**What to do**
Count the lines below that contain the word "weight", and give only that number.
---------- Record excerpts
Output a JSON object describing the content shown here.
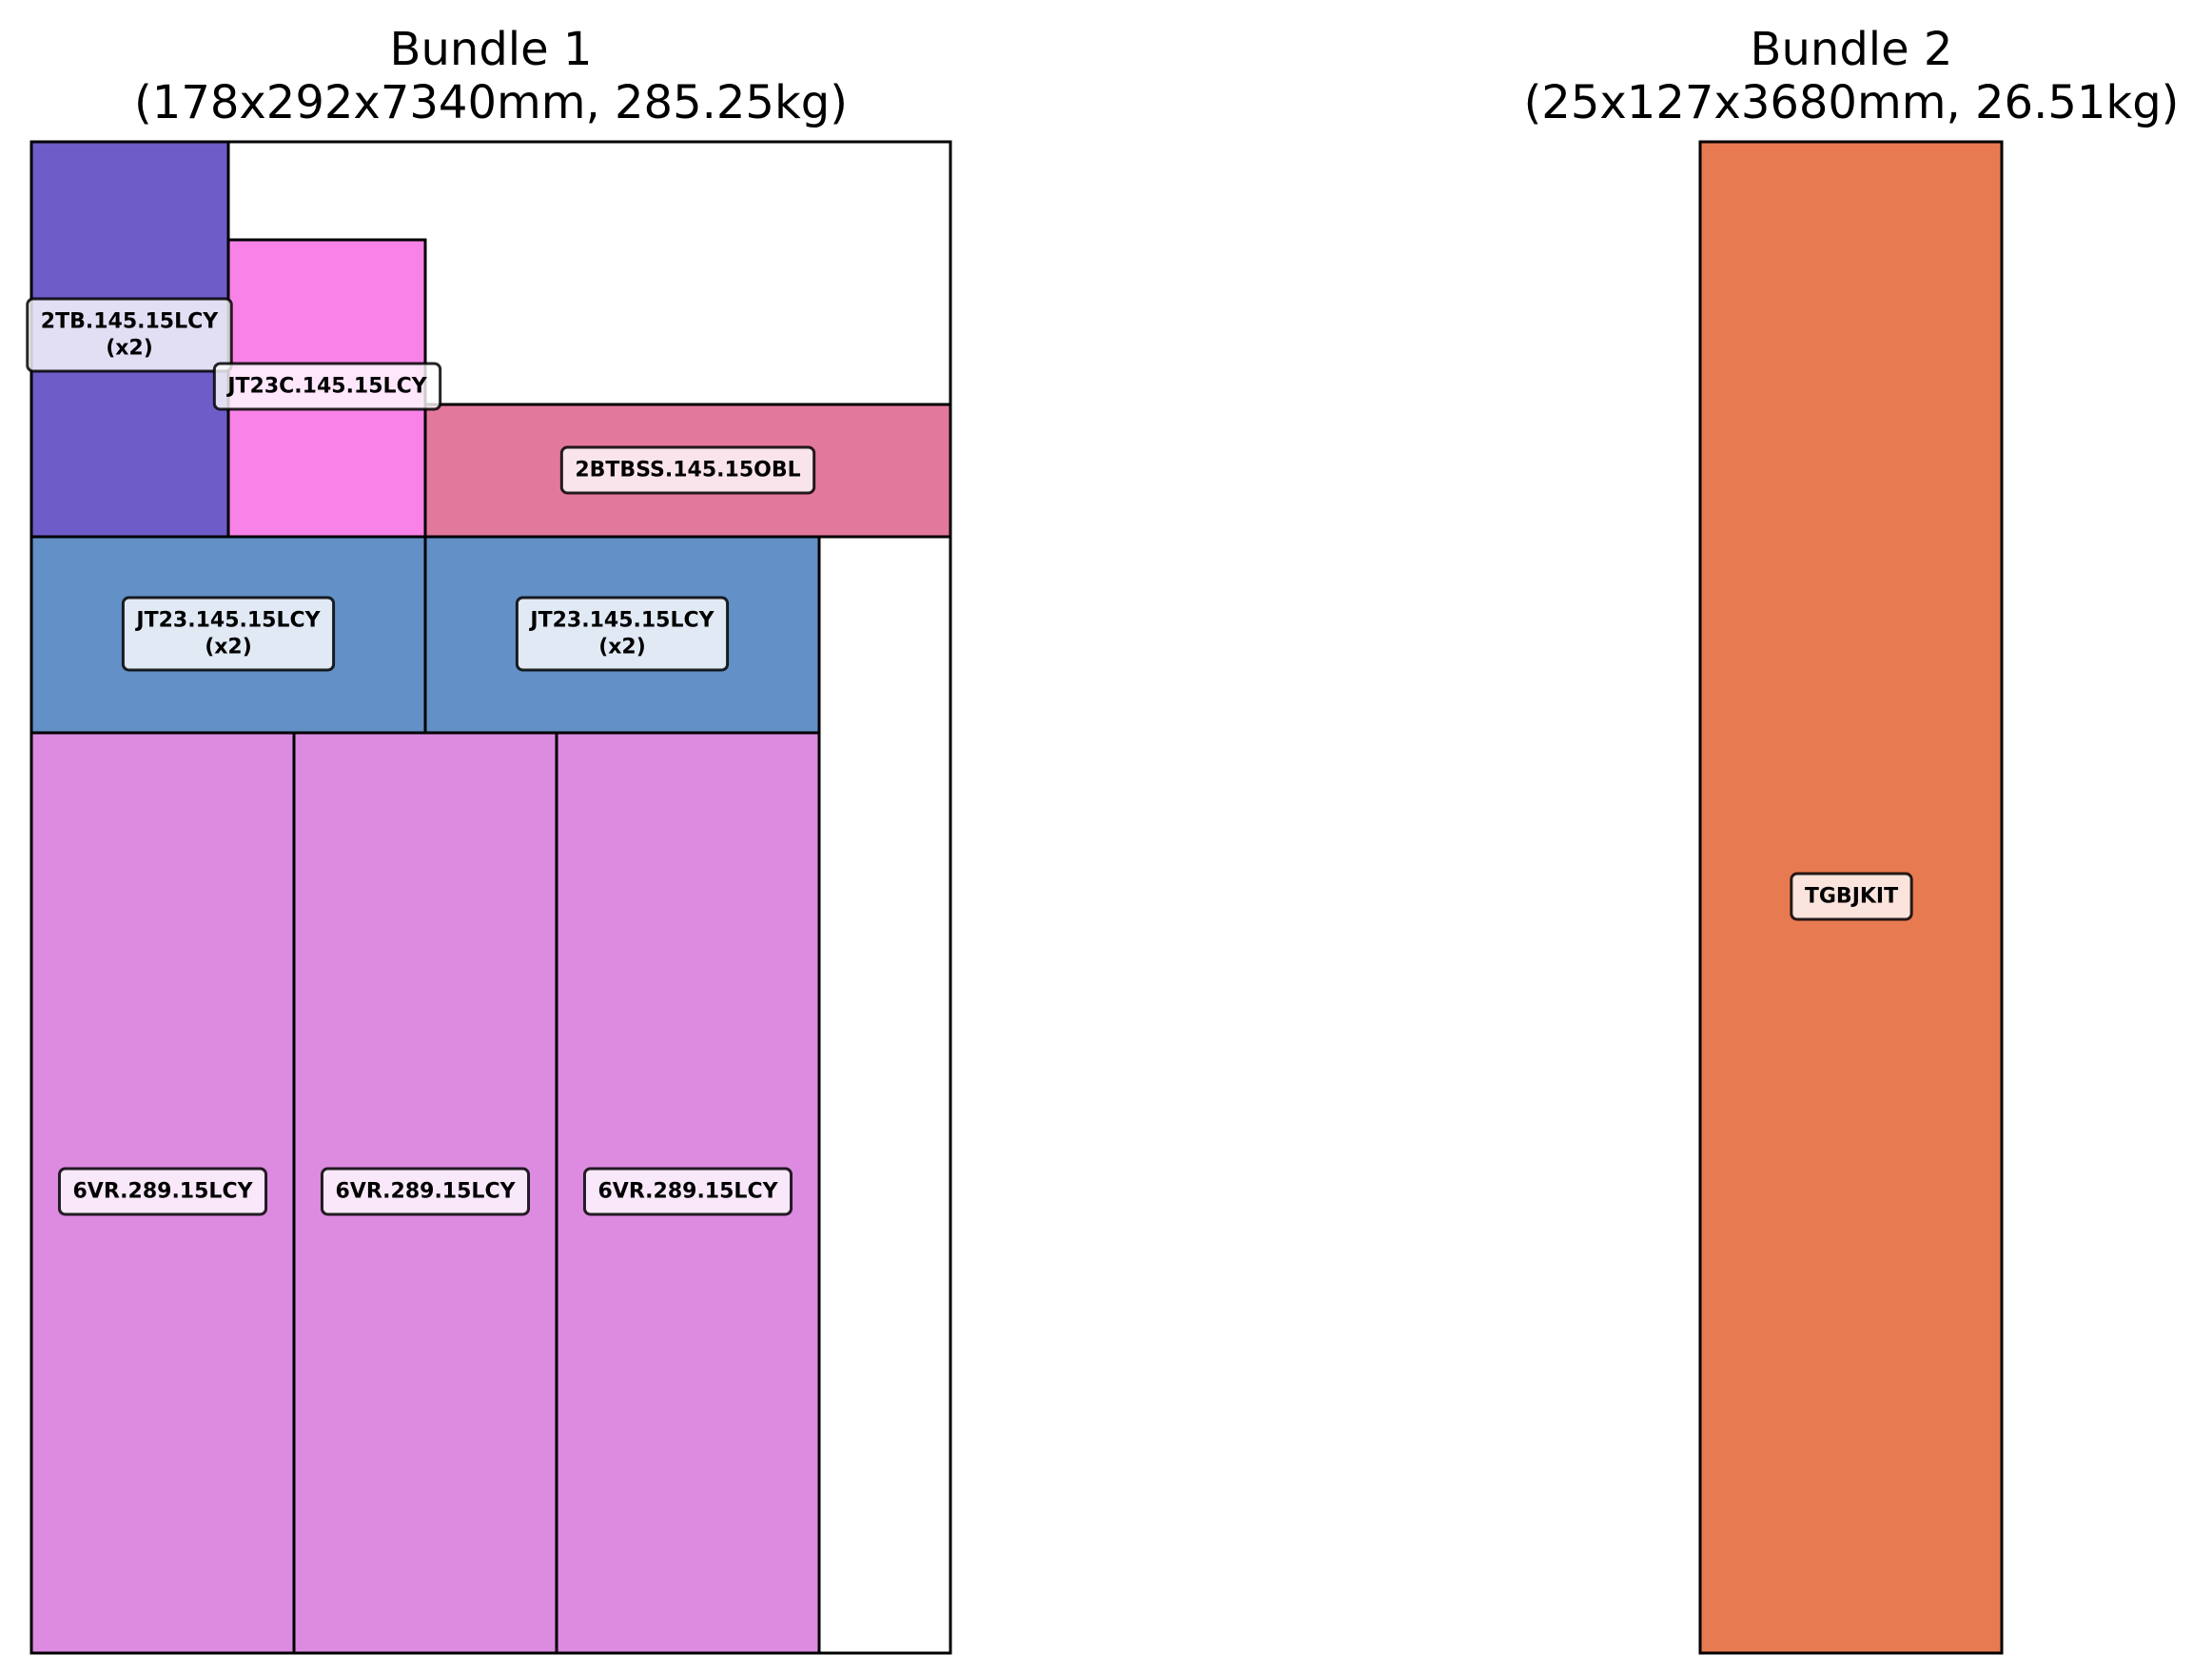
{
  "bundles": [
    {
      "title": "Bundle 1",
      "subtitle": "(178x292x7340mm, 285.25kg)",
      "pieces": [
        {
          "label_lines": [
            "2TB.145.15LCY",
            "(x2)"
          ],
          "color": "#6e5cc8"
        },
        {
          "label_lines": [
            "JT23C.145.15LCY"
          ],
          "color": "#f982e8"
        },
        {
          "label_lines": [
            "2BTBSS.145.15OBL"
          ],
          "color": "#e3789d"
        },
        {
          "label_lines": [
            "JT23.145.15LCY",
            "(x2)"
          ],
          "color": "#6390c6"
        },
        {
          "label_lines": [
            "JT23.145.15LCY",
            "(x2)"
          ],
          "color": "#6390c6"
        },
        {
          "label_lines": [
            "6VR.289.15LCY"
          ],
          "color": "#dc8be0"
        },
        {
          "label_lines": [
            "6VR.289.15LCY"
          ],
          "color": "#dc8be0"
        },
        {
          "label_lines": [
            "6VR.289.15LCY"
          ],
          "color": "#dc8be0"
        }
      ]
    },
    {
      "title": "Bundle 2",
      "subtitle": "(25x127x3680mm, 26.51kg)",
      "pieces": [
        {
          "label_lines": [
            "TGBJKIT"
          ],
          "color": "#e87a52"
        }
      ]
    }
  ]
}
--------------------
---------- Record excerpts
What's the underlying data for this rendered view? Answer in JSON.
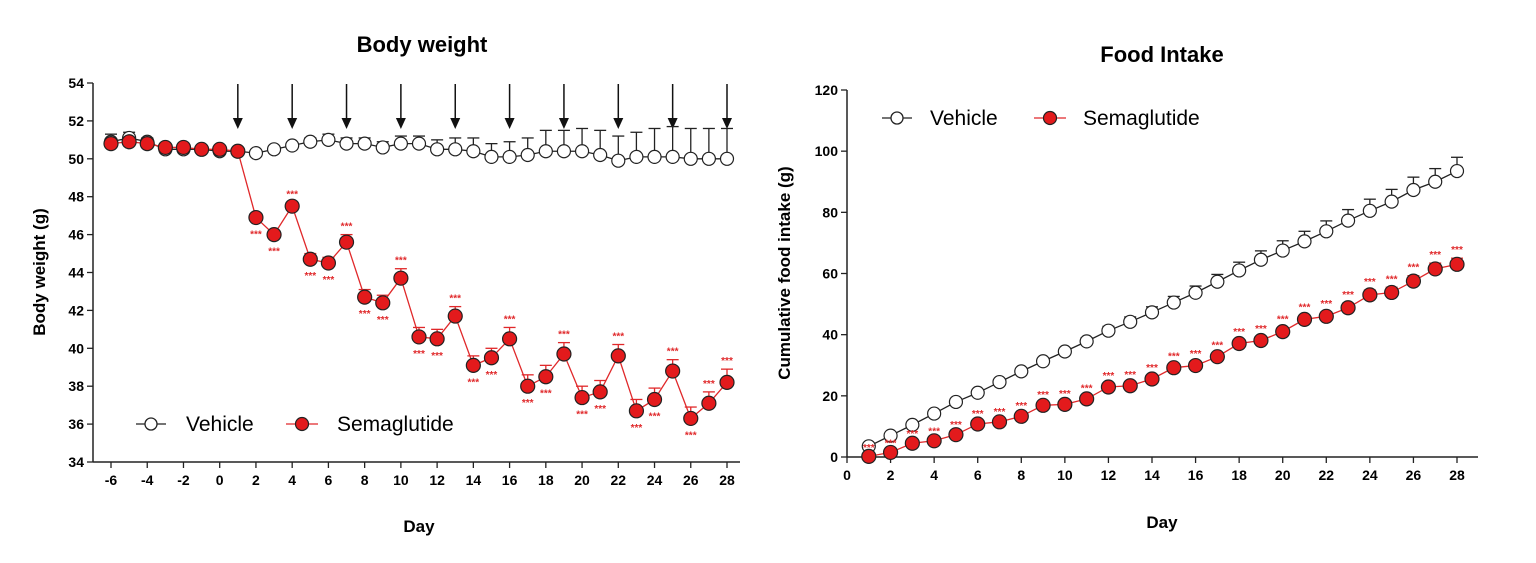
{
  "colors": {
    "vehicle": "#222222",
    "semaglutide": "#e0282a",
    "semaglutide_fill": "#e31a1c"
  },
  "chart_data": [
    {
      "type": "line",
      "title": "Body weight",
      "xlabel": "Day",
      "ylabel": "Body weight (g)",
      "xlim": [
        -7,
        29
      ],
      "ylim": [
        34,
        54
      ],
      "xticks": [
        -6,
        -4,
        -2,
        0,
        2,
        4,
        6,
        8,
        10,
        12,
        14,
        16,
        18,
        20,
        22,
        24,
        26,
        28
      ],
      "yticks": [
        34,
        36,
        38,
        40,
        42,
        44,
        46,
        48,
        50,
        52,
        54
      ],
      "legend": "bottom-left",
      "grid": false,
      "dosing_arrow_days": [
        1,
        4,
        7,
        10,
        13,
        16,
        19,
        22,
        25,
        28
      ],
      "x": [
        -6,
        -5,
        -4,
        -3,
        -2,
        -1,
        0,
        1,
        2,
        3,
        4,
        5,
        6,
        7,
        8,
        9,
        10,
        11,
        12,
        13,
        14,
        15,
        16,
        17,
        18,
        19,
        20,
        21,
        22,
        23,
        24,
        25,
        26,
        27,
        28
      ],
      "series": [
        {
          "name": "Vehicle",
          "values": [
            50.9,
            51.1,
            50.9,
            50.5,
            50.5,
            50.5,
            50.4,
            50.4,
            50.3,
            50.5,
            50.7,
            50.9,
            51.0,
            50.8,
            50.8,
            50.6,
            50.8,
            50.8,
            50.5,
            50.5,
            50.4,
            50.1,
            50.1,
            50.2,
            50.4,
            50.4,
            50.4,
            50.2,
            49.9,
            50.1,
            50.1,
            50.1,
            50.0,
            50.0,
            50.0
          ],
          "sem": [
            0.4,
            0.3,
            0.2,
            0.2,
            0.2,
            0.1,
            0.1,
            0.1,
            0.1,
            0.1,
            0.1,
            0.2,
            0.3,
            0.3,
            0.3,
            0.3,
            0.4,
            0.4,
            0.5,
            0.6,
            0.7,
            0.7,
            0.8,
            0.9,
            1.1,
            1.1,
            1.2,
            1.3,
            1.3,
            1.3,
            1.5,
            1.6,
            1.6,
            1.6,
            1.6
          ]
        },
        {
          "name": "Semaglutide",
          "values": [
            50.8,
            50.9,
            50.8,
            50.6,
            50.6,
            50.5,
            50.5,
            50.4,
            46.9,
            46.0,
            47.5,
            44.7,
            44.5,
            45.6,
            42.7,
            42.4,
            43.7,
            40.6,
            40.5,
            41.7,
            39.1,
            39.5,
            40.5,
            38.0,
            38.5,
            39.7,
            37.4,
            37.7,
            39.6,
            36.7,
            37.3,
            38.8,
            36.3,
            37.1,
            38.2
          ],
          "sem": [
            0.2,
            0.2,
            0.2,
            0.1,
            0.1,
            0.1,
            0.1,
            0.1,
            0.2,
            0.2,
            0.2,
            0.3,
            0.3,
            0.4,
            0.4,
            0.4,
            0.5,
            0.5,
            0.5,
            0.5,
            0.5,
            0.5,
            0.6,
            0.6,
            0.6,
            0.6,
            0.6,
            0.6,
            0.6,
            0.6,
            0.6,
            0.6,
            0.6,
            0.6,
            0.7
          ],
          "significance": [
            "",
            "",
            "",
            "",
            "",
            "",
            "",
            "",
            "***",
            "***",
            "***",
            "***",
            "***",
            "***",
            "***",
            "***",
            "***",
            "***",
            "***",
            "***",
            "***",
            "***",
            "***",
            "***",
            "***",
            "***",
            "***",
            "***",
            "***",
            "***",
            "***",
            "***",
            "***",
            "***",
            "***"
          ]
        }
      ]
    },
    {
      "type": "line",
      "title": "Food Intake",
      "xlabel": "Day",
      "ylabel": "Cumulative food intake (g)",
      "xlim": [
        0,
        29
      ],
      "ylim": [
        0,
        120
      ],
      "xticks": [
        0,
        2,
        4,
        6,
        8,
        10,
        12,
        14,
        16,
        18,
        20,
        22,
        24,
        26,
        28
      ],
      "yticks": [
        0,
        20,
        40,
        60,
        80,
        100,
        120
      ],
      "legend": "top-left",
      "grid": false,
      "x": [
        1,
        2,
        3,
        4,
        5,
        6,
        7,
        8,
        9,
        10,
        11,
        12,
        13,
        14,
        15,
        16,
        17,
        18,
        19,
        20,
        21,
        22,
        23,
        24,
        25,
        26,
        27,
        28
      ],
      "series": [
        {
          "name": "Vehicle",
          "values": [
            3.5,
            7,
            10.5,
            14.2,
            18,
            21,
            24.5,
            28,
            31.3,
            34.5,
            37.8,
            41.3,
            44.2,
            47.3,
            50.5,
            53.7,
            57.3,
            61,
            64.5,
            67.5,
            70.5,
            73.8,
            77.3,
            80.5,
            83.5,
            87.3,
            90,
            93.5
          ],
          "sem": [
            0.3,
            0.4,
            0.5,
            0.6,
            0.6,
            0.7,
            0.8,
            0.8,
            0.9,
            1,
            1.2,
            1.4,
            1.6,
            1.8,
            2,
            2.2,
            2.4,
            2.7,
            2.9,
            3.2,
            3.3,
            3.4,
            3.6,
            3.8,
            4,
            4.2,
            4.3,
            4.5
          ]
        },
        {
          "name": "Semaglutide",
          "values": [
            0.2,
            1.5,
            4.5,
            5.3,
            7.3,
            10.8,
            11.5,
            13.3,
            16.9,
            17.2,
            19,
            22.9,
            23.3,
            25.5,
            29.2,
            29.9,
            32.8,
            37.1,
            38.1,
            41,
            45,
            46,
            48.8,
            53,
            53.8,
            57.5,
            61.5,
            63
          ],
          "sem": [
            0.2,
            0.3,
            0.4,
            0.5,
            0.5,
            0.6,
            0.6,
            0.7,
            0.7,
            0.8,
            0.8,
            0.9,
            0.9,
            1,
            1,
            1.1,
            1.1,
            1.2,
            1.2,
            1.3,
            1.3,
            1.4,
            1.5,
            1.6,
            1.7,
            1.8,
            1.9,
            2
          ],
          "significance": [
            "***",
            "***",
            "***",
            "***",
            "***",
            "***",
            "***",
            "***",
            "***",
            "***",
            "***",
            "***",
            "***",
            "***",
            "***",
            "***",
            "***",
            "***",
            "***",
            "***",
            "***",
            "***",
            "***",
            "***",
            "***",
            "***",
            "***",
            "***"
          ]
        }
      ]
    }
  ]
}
--------------------
**Response to this task**
2